§ Written request:
State only how many lines contain the string "name".

···

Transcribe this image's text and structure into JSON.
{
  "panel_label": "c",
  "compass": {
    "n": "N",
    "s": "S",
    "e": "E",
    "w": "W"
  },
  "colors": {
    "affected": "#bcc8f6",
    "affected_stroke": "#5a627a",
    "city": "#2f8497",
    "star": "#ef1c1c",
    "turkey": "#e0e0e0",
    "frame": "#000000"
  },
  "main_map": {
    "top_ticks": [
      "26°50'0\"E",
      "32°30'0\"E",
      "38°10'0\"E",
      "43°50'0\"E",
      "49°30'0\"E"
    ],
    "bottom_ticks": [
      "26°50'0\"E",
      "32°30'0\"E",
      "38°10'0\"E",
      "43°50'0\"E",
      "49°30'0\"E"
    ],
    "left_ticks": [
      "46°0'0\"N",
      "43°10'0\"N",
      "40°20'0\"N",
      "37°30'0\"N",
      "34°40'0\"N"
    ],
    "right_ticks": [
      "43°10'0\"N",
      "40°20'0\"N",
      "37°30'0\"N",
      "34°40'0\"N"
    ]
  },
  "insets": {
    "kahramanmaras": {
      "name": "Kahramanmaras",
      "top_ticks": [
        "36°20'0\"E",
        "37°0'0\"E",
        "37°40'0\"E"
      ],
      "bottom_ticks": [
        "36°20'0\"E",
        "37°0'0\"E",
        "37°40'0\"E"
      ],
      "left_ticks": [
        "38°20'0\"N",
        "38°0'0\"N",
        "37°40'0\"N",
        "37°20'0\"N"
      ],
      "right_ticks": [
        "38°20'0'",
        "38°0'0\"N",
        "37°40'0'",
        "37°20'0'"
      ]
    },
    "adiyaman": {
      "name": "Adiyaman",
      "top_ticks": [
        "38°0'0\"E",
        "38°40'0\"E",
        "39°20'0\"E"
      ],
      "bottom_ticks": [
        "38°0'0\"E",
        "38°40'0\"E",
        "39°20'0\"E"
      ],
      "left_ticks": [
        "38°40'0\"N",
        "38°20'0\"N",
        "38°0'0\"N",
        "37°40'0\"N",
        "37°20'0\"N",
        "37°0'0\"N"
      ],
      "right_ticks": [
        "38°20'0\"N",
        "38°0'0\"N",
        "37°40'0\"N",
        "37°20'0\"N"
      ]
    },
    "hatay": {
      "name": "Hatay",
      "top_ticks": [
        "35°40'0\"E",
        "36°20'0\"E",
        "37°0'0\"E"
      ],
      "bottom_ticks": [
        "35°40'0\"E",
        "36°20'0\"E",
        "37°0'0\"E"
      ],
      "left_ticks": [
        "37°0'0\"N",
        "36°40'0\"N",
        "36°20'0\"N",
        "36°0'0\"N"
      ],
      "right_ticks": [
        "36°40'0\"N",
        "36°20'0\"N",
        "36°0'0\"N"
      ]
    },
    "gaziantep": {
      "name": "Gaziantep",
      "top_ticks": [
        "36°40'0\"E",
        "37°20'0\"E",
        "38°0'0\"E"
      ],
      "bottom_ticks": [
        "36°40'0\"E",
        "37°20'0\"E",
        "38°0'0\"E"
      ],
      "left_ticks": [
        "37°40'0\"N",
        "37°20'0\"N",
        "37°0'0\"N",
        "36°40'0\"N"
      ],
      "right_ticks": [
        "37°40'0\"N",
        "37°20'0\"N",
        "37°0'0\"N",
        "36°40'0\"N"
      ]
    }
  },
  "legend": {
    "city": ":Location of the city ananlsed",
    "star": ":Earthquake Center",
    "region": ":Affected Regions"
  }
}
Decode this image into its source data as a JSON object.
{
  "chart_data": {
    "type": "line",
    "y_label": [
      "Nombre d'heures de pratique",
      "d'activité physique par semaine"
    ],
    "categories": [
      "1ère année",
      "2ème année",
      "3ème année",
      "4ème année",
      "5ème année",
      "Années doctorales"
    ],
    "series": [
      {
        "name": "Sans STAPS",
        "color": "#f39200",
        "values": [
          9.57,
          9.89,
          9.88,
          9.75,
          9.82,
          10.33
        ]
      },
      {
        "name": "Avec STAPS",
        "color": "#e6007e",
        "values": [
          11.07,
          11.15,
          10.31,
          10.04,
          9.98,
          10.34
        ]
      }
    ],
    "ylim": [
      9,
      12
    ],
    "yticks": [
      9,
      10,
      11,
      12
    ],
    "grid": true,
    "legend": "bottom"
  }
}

···

§ Result of this task:
6